• [WORK TO COMPLETE]: Copy down every line where the string "spool" shows up.

• [PROVIDED MATERIAL]:
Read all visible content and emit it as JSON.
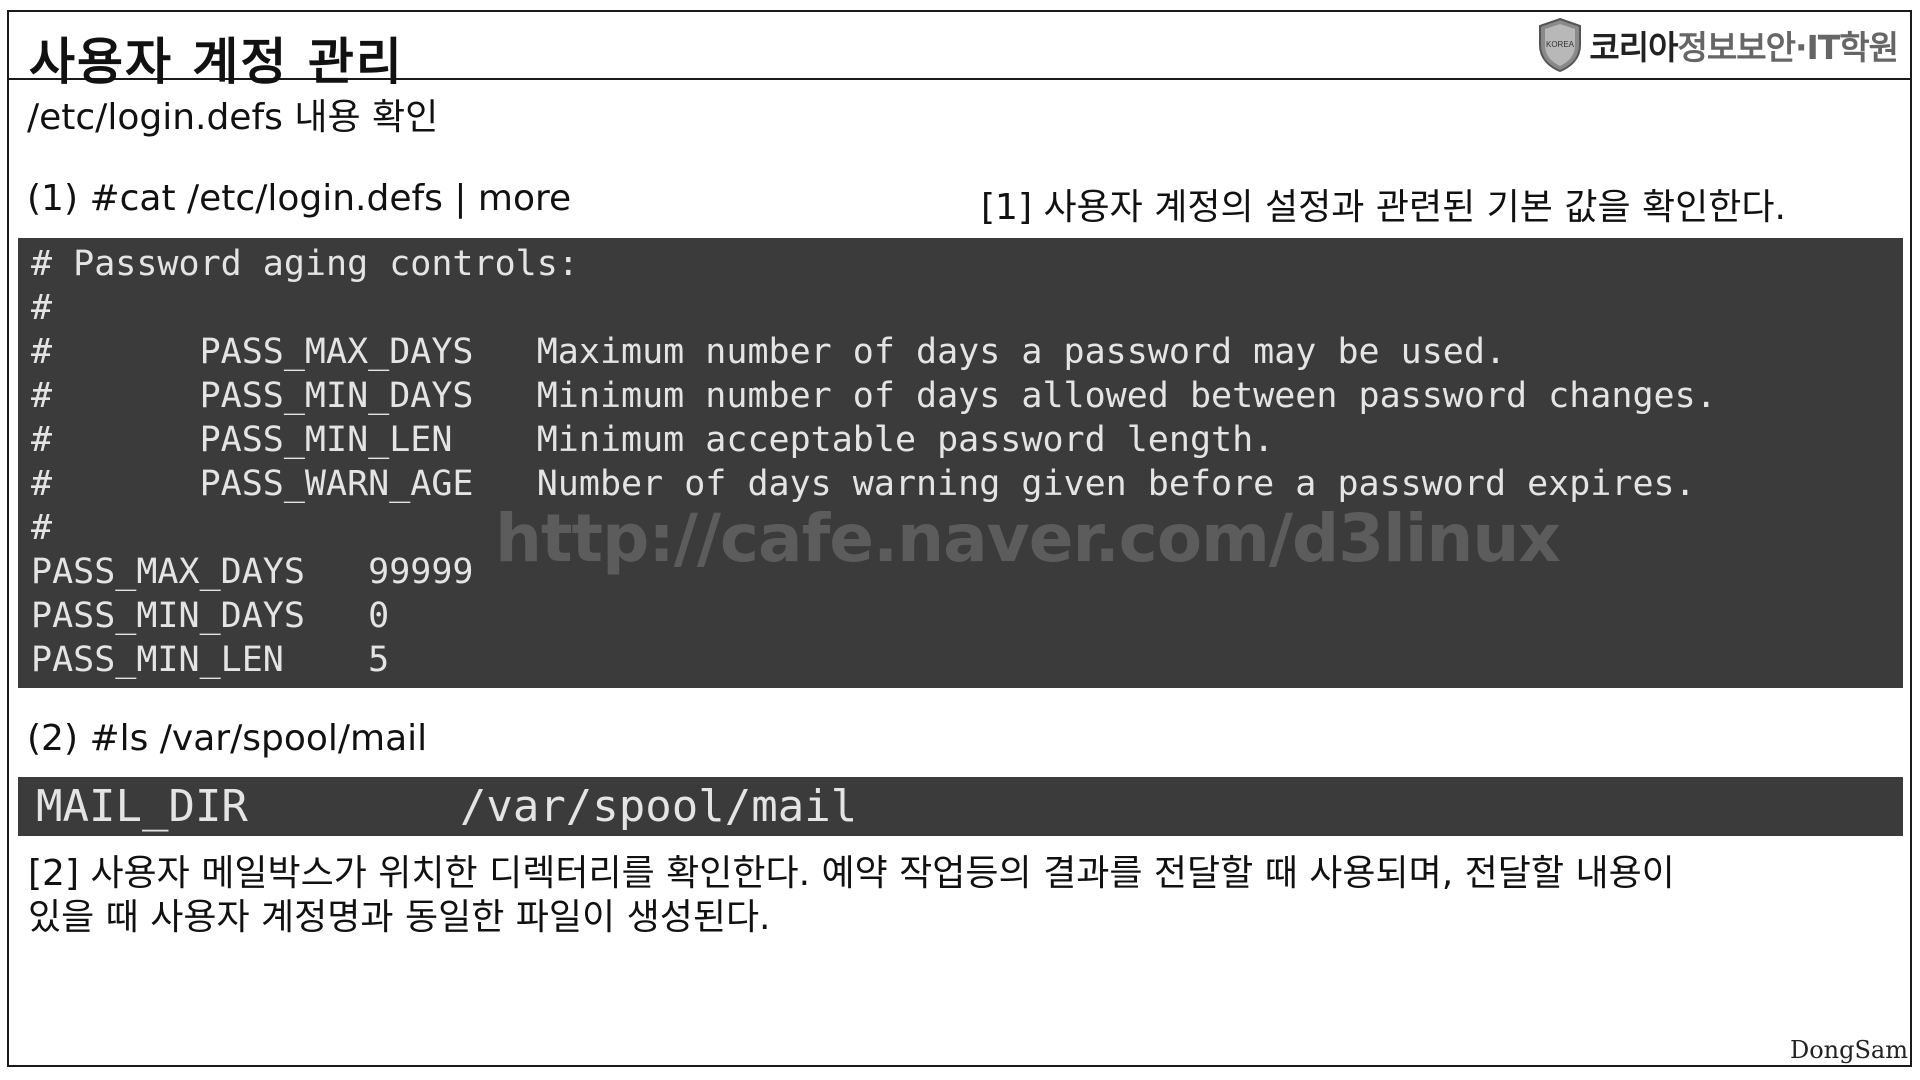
{
  "header": {
    "title": "사용자 계정 관리",
    "logo": {
      "icon": "korea-shield-icon",
      "badge_text": "KOREA",
      "name_bold": "코리아",
      "name_light": "정보보안·IT학원"
    }
  },
  "subtitle": "/etc/login.defs 내용 확인",
  "step1": {
    "command": "(1)   #cat /etc/login.defs | more",
    "note": "[1] 사용자 계정의 설정과 관련된 기본 값을 확인한다."
  },
  "terminal1": {
    "lines": [
      "# Password aging controls:",
      "#",
      "#       PASS_MAX_DAYS   Maximum number of days a password may be used.",
      "#       PASS_MIN_DAYS   Minimum number of days allowed between password changes.",
      "#       PASS_MIN_LEN    Minimum acceptable password length.",
      "#       PASS_WARN_AGE   Number of days warning given before a password expires.",
      "#",
      "PASS_MAX_DAYS   99999",
      "PASS_MIN_DAYS   0",
      "PASS_MIN_LEN    5"
    ]
  },
  "watermark": "http://cafe.naver.com/d3linux",
  "step2": {
    "command": "(2)  #ls /var/spool/mail"
  },
  "terminal2": {
    "line": "MAIL_DIR        /var/spool/mail"
  },
  "note2": {
    "line1": "[2] 사용자 메일박스가 위치한 디렉터리를 확인한다. 예약 작업등의 결과를 전달할 때 사용되며, 전달할 내용이",
    "line2": "있을 때 사용자 계정명과 동일한 파일이 생성된다."
  },
  "signature": "DongSam",
  "colors": {
    "terminal_bg": "#3b3b3b",
    "terminal_fg": "#e4e4e4",
    "border": "#1a1a1a"
  }
}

• [RESULT OF THIS TASK]:
    "command": "(2)  #ls /var/spool/mail"
    "line": "MAIL_DIR        /var/spool/mail"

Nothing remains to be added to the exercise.